Data shown

:::

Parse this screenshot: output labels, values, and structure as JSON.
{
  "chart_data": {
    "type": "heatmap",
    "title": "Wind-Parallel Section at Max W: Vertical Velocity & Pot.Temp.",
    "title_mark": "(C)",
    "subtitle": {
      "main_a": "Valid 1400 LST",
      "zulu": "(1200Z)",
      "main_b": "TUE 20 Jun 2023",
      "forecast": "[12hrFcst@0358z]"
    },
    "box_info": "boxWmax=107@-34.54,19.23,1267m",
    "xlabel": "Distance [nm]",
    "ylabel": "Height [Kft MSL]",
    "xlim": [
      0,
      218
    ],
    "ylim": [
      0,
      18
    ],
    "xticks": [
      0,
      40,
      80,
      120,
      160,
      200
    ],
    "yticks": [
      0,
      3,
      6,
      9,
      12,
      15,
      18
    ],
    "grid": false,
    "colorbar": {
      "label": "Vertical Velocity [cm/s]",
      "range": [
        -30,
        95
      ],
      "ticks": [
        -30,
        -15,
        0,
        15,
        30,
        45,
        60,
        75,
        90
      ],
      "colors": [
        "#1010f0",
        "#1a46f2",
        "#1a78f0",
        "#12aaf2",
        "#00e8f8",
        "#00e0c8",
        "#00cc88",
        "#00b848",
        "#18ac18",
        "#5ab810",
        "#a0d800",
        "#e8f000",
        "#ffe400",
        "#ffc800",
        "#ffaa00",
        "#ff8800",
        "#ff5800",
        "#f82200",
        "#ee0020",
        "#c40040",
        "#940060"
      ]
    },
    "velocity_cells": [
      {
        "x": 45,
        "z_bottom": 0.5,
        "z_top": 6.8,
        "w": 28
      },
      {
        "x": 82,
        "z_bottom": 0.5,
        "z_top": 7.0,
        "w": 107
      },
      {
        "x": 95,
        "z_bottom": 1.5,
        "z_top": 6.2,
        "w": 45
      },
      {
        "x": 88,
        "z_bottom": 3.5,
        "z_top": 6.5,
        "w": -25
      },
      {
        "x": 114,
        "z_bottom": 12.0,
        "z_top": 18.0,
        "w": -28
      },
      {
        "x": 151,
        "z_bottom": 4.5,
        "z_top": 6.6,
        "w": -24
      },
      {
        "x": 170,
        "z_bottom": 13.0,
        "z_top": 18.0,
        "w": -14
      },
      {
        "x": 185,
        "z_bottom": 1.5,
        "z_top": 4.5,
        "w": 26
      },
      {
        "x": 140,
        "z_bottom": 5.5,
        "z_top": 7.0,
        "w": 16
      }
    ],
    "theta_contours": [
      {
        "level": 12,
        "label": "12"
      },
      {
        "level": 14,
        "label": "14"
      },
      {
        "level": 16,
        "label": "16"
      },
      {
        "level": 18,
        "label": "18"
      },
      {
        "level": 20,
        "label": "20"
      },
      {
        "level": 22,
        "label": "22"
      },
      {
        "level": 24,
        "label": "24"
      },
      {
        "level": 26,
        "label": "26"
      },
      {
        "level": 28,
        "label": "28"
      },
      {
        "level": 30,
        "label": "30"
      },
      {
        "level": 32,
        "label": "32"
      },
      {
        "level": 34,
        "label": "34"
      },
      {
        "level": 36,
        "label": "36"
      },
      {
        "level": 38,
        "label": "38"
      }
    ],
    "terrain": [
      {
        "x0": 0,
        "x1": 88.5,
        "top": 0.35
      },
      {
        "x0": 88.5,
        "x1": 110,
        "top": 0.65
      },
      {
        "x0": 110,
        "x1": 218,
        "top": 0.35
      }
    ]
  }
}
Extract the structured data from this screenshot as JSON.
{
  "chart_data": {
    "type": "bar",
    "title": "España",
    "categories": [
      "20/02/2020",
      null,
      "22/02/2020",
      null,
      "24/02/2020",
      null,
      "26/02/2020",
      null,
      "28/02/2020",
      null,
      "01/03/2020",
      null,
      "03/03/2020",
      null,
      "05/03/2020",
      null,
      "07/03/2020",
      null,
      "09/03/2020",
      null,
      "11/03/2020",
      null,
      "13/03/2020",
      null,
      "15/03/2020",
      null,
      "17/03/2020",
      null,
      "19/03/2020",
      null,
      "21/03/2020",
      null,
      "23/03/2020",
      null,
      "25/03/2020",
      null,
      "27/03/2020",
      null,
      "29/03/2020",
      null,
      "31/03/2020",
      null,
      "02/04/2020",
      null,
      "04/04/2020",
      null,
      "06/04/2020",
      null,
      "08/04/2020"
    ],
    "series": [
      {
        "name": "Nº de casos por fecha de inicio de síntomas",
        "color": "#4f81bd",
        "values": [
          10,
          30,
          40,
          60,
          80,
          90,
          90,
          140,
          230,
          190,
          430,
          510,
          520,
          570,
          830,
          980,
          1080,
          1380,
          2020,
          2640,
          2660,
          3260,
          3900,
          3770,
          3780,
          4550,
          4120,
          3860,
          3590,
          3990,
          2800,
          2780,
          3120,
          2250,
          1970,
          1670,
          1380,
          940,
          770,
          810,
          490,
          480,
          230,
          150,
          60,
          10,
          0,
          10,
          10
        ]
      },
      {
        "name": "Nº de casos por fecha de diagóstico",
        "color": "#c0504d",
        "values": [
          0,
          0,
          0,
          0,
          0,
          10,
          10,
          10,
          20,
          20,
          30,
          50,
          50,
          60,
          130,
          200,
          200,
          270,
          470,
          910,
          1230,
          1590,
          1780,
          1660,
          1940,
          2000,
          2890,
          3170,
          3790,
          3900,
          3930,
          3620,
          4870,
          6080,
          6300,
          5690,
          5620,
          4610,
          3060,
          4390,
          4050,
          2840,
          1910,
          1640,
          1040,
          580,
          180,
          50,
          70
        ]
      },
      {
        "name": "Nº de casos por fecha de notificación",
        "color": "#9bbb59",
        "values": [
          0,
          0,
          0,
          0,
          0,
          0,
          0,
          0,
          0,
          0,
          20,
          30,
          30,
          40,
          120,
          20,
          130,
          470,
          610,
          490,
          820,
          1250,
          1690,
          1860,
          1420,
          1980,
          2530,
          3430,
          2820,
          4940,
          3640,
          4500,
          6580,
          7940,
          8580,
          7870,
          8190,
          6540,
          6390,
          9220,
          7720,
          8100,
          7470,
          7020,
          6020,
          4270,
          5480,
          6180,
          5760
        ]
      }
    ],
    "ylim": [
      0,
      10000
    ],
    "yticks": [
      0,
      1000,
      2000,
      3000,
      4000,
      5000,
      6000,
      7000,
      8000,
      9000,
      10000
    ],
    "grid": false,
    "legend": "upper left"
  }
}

:::

Your instructions
Say how many lines have the string "casos" in them, offering no words beyond the number.

Exercise response
3